Stored entries

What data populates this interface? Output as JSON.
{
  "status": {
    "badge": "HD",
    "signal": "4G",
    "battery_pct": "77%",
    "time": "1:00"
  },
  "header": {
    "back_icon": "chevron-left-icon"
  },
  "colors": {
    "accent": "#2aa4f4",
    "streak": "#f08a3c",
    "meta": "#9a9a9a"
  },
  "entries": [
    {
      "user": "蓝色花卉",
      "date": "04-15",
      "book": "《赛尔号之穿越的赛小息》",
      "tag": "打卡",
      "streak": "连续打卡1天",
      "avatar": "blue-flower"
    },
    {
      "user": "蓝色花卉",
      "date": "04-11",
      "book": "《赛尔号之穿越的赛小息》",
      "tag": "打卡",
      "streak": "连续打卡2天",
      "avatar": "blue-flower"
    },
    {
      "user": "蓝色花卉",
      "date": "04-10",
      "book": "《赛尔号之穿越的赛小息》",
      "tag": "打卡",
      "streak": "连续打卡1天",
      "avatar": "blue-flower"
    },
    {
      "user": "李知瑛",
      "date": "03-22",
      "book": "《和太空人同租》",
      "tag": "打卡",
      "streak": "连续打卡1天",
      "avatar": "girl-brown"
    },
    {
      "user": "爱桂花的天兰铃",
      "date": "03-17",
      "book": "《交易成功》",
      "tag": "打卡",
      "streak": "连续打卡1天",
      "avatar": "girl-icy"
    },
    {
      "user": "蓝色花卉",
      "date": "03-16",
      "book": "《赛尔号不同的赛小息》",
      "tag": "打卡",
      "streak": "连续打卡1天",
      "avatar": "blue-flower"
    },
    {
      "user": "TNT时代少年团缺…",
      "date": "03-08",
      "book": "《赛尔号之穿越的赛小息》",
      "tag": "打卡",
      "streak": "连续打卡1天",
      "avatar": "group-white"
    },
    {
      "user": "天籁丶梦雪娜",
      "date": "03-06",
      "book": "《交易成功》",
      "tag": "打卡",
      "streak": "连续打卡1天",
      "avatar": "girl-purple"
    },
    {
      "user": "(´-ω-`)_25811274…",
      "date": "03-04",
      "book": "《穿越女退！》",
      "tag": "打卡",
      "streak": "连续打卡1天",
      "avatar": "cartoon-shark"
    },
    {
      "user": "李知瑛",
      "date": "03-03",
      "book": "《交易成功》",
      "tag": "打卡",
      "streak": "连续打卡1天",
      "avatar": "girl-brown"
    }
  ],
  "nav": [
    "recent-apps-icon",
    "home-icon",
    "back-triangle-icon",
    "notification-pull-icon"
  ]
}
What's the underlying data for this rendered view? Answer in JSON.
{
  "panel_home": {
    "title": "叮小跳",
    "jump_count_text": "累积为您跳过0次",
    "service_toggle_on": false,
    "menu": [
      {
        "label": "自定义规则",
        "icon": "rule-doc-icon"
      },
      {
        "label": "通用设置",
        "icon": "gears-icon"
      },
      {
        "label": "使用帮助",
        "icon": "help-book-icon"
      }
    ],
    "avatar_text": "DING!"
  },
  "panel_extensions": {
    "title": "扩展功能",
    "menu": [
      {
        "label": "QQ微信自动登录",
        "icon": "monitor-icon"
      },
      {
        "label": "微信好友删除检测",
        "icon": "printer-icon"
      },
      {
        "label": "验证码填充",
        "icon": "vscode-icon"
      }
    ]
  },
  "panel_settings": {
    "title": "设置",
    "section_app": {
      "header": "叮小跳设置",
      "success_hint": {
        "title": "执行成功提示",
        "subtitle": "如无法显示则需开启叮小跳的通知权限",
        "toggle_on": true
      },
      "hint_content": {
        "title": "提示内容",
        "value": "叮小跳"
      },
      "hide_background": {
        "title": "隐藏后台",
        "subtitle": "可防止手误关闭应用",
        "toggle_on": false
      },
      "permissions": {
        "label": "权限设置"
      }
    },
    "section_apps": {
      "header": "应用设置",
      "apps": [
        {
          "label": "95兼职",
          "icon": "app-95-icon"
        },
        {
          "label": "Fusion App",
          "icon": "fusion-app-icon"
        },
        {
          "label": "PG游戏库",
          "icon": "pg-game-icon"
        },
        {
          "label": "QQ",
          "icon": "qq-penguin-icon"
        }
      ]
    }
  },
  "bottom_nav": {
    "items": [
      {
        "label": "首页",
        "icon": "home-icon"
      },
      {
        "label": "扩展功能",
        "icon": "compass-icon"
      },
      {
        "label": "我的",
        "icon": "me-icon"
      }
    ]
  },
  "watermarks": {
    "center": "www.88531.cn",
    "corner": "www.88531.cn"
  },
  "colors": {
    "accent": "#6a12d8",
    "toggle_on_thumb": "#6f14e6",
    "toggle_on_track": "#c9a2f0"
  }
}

### EXERCISE GOAL
Extract each entry in full and write it down exactly.

### EXPECTED OUTPUT
What data populates this interface? Output as JSON.
{
  "status": {
    "badge": "HD",
    "signal": "4G",
    "battery_pct": "77%",
    "time": "1:00"
  },
  "header": {
    "back_icon": "chevron-left-icon"
  },
  "colors": {
    "accent": "#2aa4f4",
    "streak": "#f08a3c",
    "meta": "#9a9a9a"
  },
  "entries": [
    {
      "user": "蓝色花卉",
      "date": "04-15",
      "book": "《赛尔号之穿越的赛小息》",
      "tag": "打卡",
      "streak": "连续打卡1天",
      "avatar": "blue-flower"
    },
    {
      "user": "蓝色花卉",
      "date": "04-11",
      "book": "《赛尔号之穿越的赛小息》",
      "tag": "打卡",
      "streak": "连续打卡2天",
      "avatar": "blue-flower"
    },
    {
      "user": "蓝色花卉",
      "date": "04-10",
      "book": "《赛尔号之穿越的赛小息》",
      "tag": "打卡",
      "streak": "连续打卡1天",
      "avatar": "blue-flower"
    },
    {
      "user": "李知瑛",
      "date": "03-22",
      "book": "《和太空人同租》",
      "tag": "打卡",
      "streak": "连续打卡1天",
      "avatar": "girl-brown"
    },
    {
      "user": "爱桂花的天兰铃",
      "date": "03-17",
      "book": "《交易成功》",
      "tag": "打卡",
      "streak": "连续打卡1天",
      "avatar": "girl-icy"
    },
    {
      "user": "蓝色花卉",
      "date": "03-16",
      "book": "《赛尔号不同的赛小息》",
      "tag": "打卡",
      "streak": "连续打卡1天",
      "avatar": "blue-flower"
    },
    {
      "user": "TNT时代少年团缺…",
      "date": "03-08",
      "book": "《赛尔号之穿越的赛小息》",
      "tag": "打卡",
      "streak": "连续打卡1天",
      "avatar": "group-white"
    },
    {
      "user": "天籁丶梦雪娜",
      "date": "03-06",
      "book": "《交易成功》",
      "tag": "打卡",
      "streak": "连续打卡1天",
      "avatar": "girl-purple"
    },
    {
      "user": "(´-ω-`)_25811274…",
      "date": "03-04",
      "book": "《穿越女退！》",
      "tag": "打卡",
      "streak": "连续打卡1天",
      "avatar": "cartoon-shark"
    },
    {
      "user": "李知瑛",
      "date": "03-03",
      "book": "《交易成功》",
      "tag": "打卡",
      "streak": "连续打卡1天",
      "avatar": "girl-brown"
    }
  ],
  "nav": [
    "recent-apps-icon",
    "home-icon",
    "back-triangle-icon",
    "notification-pull-icon"
  ]
}
What's the underlying data for this rendered view? Answer in JSON.
{
  "panel_home": {
    "title": "叮小跳",
    "jump_count_text": "累积为您跳过0次",
    "service_toggle_on": false,
    "menu": [
      {
        "label": "自定义规则",
        "icon": "rule-doc-icon"
      },
      {
        "label": "通用设置",
        "icon": "gears-icon"
      },
      {
        "label": "使用帮助",
        "icon": "help-book-icon"
      }
    ],
    "avatar_text": "DING!"
  },
  "panel_extensions": {
    "title": "扩展功能",
    "menu": [
      {
        "label": "QQ微信自动登录",
        "icon": "monitor-icon"
      },
      {
        "label": "微信好友删除检测",
        "icon": "printer-icon"
      },
      {
        "label": "验证码填充",
        "icon": "vscode-icon"
      }
    ]
  },
  "panel_settings": {
    "title": "设置",
    "section_app": {
      "header": "叮小跳设置",
      "success_hint": {
        "title": "执行成功提示",
        "subtitle": "如无法显示则需开启叮小跳的通知权限",
        "toggle_on": true
      },
      "hint_content": {
        "title": "提示内容",
        "value": "叮小跳"
      },
      "hide_background": {
        "title": "隐藏后台",
        "subtitle": "可防止手误关闭应用",
        "toggle_on": false
      },
      "permissions": {
        "label": "权限设置"
      }
    },
    "section_apps": {
      "header": "应用设置",
      "apps": [
        {
          "label": "95兼职",
          "icon": "app-95-icon"
        },
        {
          "label": "Fusion App",
          "icon": "fusion-app-icon"
        },
        {
          "label": "PG游戏库",
          "icon": "pg-game-icon"
        },
        {
          "label": "QQ",
          "icon": "qq-penguin-icon"
        }
      ]
    }
  },
  "bottom_nav": {
    "items": [
      {
        "label": "首页",
        "icon": "home-icon"
      },
      {
        "label": "扩展功能",
        "icon": "compass-icon"
      },
      {
        "label": "我的",
        "icon": "me-icon"
      }
    ]
  },
  "watermarks": {
    "center": "www.88531.cn",
    "corner": "www.88531.cn"
  },
  "colors": {
    "accent": "#6a12d8",
    "toggle_on_thumb": "#6f14e6",
    "toggle_on_track": "#c9a2f0"
  }
}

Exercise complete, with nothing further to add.